** Start **
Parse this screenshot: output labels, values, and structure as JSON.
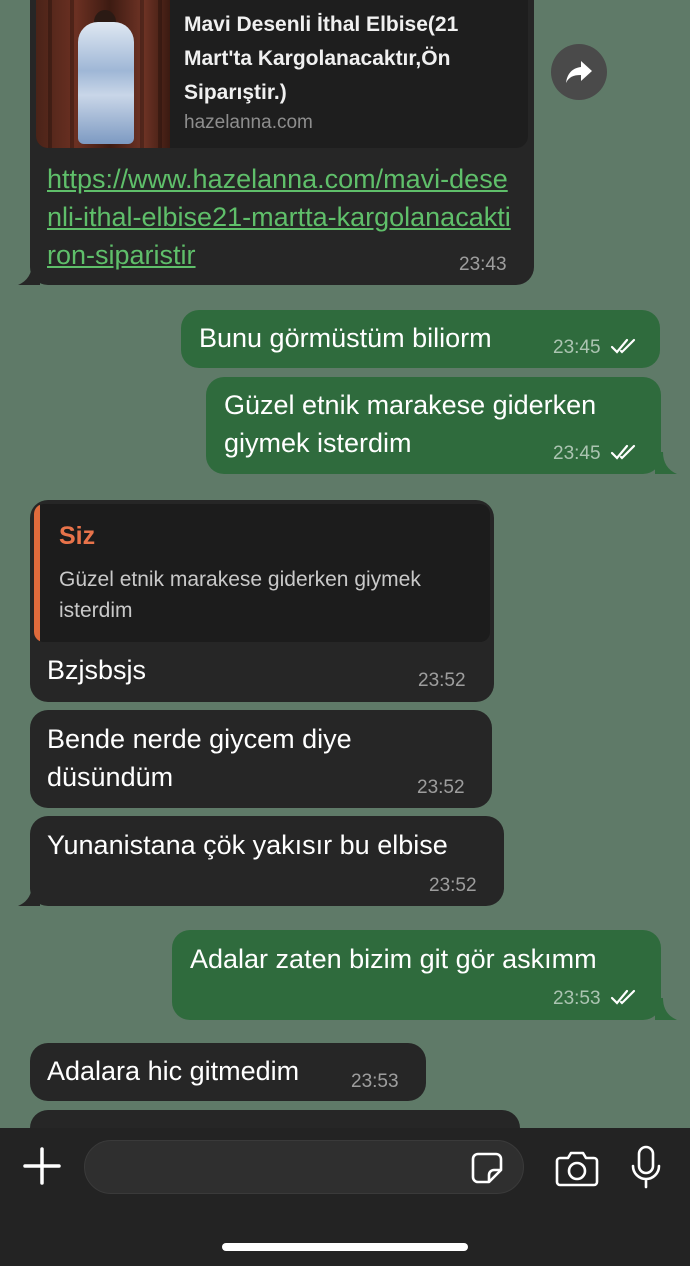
{
  "messages": {
    "m1": {
      "preview_title": "Mavi Desenli İthal Elbise(21 Mart'ta Kargolanacaktır,Ön Siparıştir.)",
      "preview_domain": "hazelanna.com",
      "link": "https://www.hazelanna.com/mavi-desenli-ithal-elbise21-martta-kargolanacaktiron-siparistir",
      "time": "23:43"
    },
    "m2": {
      "text": "Bunu görmüstüm biliorm",
      "time": "23:45"
    },
    "m3": {
      "text": "Güzel etnik marakese giderken giymek isterdim",
      "time": "23:45"
    },
    "m4": {
      "quote_name": "Siz",
      "quote_text": "Güzel etnik marakese giderken giymek isterdim",
      "text": "Bzjsbsjs",
      "time": "23:52"
    },
    "m5": {
      "text": "Bende nerde giycem diye düsündüm",
      "time": "23:52"
    },
    "m6": {
      "text": "Yunanistana çök yakısır bu elbise",
      "time": "23:52"
    },
    "m7": {
      "text": "Adalar zaten bizim git gör askımm",
      "time": "23:53"
    },
    "m8": {
      "text": "Adalara hic gitmedim",
      "time": "23:53"
    }
  },
  "composer": {
    "placeholder": ""
  },
  "icons": {
    "forward": "forward-arrow-icon",
    "attach": "plus-icon",
    "sticker": "sticker-icon",
    "camera": "camera-icon",
    "mic": "microphone-icon",
    "read": "double-check-icon"
  },
  "colors": {
    "background": "#5f7a68",
    "incoming": "#262626",
    "outgoing": "#2f6b3d",
    "link": "#5fbf6a",
    "quote_accent": "#e06b3c"
  }
}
** End **
[Set task]: Print each of the records above exactly as written, leaving no picture in the copy.

[Solution]:
Parse this screenshot: output labels, values, and structure as JSON.
{
  "messages": {
    "m1": {
      "preview_title": "Mavi Desenli İthal Elbise(21 Mart'ta Kargolanacaktır,Ön Siparıştir.)",
      "preview_domain": "hazelanna.com",
      "link": "https://www.hazelanna.com/mavi-desenli-ithal-elbise21-martta-kargolanacaktiron-siparistir",
      "time": "23:43"
    },
    "m2": {
      "text": "Bunu görmüstüm biliorm",
      "time": "23:45"
    },
    "m3": {
      "text": "Güzel etnik marakese giderken giymek isterdim",
      "time": "23:45"
    },
    "m4": {
      "quote_name": "Siz",
      "quote_text": "Güzel etnik marakese giderken giymek isterdim",
      "text": "Bzjsbsjs",
      "time": "23:52"
    },
    "m5": {
      "text": "Bende nerde giycem diye düsündüm",
      "time": "23:52"
    },
    "m6": {
      "text": "Yunanistana çök yakısır bu elbise",
      "time": "23:52"
    },
    "m7": {
      "text": "Adalar zaten bizim git gör askımm",
      "time": "23:53"
    },
    "m8": {
      "text": "Adalara hic gitmedim",
      "time": "23:53"
    }
  },
  "composer": {
    "placeholder": ""
  },
  "icons": {
    "forward": "forward-arrow-icon",
    "attach": "plus-icon",
    "sticker": "sticker-icon",
    "camera": "camera-icon",
    "mic": "microphone-icon",
    "read": "double-check-icon"
  },
  "colors": {
    "background": "#5f7a68",
    "incoming": "#262626",
    "outgoing": "#2f6b3d",
    "link": "#5fbf6a",
    "quote_accent": "#e06b3c"
  }
}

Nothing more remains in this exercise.